◆ **Document extract**

Structure-Based Discovery Of Marine Natural Inhibitors Against AMPC Β-Lactamase Of Burkholderia Multivorans: An In Silico Pharmacological And Dynamic Simulation Study

Abstract

The alarming rise of antibiotic resistance in Burkholderia multivorans has been closely linked to the expression of AmpCβ-lactamase. This study aimed to identify potential marine-derived inhibitors targeting this enzyme through a comprehensive in silico approach. The functional role of AmpC was explored via KEGG and STRING databases, revealing its involvement in β-lactam resistance pathways and key protein–protein interactions. The crystal structure of AmpC (PDB ID: 3W4Q) was refined and validated before being subjected to site-directed virtual screening. A library of 60 filtered marine natural compounds from the CMNPD database was screened using AutoDock Vina, guided by CASTp-predicted active sites. Top hits were evaluated for binding affinity, drug-likeness, ADMET properties, and cardiotoxic risk using SwissADME and PRED-hERG tools. Among the shortlisted compounds, oplopanone and ellagic acid showed strong binding affinities, with oplopanone displaying the most stable interaction (−8.13 kcal/mol). Molecular dynamics simulations of the AmpC-oplopanone complex over 50 ns confirmed its dynamic stability and favorable interaction profile under physiological conditions. These results highlight oplopanone and ellagic acid as promising lead compounds for further in vitro and in vivo validation in the development of novel β-lactamase inhibitors.

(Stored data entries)
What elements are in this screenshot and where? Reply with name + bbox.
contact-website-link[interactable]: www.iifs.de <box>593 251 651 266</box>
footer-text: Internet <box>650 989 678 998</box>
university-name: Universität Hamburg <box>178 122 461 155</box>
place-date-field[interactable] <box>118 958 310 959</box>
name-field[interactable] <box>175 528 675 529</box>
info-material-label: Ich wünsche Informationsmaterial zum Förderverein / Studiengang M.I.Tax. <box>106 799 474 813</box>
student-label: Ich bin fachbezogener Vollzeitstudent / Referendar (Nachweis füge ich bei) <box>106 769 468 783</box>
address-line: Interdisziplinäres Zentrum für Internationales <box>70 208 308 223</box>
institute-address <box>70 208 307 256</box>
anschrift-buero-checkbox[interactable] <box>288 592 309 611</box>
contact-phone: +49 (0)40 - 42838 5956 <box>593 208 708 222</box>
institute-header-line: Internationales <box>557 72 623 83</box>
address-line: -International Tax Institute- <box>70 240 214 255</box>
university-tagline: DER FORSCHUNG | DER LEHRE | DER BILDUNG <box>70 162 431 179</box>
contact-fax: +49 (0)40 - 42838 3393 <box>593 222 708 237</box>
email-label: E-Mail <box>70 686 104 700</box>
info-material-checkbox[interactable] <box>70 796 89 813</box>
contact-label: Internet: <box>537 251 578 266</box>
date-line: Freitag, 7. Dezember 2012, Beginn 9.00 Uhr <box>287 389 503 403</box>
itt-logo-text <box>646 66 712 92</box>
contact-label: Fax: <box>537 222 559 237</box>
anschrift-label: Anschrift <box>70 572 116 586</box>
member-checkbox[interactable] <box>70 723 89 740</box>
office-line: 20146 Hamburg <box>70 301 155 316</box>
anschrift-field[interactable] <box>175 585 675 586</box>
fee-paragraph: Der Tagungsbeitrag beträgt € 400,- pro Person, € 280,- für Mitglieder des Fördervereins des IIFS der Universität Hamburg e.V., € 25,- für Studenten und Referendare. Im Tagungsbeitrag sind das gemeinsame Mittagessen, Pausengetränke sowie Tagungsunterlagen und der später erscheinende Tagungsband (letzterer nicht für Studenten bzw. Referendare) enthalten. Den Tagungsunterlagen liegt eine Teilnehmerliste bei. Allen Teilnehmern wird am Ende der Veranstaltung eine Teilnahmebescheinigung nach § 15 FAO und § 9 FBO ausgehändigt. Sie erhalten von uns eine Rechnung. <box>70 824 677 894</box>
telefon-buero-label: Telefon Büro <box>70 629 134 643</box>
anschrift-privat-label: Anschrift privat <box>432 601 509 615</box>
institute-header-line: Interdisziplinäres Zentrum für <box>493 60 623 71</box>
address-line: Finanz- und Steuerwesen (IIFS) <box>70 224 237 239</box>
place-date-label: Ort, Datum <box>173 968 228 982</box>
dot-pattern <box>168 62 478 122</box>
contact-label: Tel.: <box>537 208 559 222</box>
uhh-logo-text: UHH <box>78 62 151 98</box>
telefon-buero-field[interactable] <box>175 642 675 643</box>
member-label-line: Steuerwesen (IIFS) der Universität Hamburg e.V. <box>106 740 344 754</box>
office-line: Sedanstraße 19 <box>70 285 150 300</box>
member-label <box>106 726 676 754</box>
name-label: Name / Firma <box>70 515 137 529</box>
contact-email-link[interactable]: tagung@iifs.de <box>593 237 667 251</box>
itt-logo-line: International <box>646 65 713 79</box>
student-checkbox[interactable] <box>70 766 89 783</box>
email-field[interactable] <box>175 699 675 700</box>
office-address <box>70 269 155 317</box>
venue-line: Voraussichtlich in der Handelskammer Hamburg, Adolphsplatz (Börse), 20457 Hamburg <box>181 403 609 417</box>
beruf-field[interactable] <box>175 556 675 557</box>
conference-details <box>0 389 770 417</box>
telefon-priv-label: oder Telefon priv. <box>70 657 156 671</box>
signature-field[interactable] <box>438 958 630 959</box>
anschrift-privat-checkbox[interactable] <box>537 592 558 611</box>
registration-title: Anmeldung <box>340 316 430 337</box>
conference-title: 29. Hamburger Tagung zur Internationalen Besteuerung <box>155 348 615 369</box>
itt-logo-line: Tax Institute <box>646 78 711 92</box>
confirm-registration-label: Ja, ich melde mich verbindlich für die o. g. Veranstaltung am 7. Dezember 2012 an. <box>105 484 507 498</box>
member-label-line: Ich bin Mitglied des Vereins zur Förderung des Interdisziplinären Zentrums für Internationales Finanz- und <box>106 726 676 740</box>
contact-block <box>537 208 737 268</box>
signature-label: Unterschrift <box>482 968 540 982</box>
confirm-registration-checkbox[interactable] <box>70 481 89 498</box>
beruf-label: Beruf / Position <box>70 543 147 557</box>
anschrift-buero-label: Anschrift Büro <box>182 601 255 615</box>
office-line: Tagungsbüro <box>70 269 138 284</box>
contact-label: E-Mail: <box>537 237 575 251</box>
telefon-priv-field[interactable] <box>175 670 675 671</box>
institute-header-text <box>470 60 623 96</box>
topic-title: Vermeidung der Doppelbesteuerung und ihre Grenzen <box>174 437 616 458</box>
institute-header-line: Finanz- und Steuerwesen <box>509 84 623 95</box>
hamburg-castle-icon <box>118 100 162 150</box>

◆ **Work instructions**
**a.** According to the abstract on marine inhibitors of AmpC β-lactamase, what were the top hits evaluated for? List each criterion.
**b.** In the abstract on marine inhibitors of AmpC β-lactamase, what PDB ID is given for the AmpC crystal structure?

◆ **Answers to the problems**
**a.** Binding affinity, drug-likeness, ADMET properties, cardiotoxic risk

**b.** 3W4Q